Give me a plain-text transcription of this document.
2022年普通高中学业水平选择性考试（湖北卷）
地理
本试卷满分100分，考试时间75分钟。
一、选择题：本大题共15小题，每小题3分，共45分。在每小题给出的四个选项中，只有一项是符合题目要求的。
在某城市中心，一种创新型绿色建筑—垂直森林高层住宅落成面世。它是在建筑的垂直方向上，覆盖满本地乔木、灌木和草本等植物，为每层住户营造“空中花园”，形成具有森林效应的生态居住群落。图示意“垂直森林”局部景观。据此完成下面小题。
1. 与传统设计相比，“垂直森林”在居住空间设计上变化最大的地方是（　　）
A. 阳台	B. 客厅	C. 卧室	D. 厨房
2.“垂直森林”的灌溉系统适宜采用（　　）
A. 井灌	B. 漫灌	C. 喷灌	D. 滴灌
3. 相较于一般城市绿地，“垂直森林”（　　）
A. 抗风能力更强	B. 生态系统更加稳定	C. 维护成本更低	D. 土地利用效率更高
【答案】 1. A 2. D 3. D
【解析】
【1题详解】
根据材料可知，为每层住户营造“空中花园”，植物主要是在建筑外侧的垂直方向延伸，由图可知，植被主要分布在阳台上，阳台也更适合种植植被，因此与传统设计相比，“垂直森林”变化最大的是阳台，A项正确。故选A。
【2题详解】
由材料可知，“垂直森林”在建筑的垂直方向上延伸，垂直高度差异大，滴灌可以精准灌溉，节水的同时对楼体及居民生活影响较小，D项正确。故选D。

****

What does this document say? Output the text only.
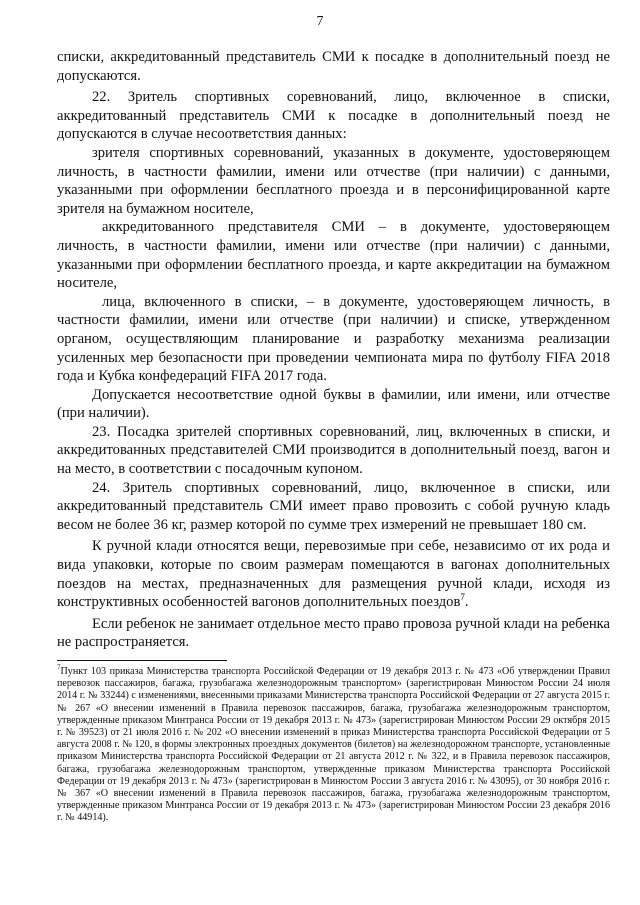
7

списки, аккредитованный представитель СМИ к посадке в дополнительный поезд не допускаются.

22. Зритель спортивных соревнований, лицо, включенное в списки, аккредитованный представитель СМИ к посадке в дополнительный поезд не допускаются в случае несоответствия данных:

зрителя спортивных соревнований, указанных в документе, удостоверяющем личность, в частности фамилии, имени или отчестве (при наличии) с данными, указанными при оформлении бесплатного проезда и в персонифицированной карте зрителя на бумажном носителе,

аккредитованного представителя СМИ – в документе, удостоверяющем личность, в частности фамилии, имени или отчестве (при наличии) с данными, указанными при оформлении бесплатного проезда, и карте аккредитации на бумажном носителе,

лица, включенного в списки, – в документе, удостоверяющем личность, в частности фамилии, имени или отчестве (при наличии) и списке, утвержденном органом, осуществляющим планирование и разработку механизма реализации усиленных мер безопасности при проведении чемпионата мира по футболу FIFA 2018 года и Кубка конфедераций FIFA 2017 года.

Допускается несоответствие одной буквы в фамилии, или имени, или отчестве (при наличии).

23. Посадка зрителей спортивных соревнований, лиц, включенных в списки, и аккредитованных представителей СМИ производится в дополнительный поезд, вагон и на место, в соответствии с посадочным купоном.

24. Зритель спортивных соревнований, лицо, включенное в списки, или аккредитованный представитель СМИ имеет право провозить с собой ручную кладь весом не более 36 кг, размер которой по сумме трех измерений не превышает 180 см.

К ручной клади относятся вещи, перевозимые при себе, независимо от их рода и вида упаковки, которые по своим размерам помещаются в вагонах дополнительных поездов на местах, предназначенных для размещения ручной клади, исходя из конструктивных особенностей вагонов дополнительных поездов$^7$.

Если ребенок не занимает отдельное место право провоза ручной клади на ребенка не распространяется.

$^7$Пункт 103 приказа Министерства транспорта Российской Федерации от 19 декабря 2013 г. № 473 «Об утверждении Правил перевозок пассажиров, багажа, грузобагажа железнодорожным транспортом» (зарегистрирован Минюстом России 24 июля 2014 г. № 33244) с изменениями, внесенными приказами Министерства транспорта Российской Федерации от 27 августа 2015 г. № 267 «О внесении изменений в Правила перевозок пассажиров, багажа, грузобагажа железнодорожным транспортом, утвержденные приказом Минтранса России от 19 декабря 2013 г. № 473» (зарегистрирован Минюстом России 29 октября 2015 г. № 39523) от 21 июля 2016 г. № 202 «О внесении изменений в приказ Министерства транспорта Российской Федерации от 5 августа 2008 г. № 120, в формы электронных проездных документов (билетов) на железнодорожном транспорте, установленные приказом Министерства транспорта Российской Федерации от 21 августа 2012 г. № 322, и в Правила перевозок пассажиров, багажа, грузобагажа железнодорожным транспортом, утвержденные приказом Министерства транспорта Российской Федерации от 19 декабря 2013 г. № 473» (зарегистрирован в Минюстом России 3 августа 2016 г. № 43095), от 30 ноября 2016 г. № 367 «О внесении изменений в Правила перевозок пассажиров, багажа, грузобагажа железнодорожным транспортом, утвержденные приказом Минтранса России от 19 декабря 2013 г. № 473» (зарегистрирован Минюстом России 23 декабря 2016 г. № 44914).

****

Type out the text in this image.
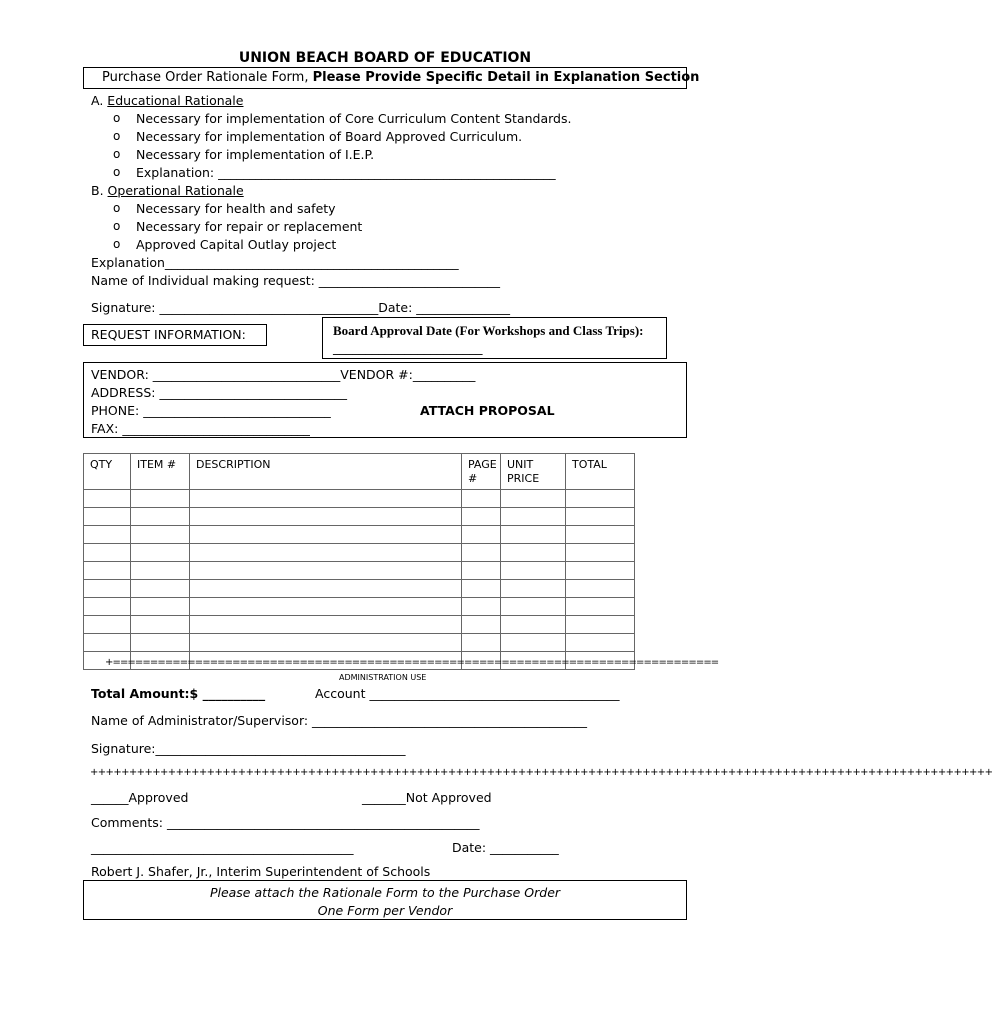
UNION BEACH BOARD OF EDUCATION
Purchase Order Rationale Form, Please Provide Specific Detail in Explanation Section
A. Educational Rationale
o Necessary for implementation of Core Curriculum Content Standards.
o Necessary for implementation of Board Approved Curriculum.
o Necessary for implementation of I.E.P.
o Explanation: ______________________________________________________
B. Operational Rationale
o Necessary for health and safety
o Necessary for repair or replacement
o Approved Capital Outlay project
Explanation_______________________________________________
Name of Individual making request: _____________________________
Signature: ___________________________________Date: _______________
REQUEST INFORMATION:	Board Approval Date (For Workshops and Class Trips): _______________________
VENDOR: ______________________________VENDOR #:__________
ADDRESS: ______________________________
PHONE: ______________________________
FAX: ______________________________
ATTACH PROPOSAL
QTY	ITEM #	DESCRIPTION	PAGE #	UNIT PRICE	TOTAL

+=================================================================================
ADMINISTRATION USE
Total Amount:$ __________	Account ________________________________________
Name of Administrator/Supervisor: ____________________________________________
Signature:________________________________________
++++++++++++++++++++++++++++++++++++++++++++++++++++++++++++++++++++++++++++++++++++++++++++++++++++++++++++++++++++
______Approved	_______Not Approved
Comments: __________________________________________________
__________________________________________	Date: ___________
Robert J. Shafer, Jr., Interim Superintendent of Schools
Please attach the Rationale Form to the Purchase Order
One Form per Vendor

****

__What you have to do__: State how many lines of the data include the word "включенное", with nothing else.

__Output below__: 2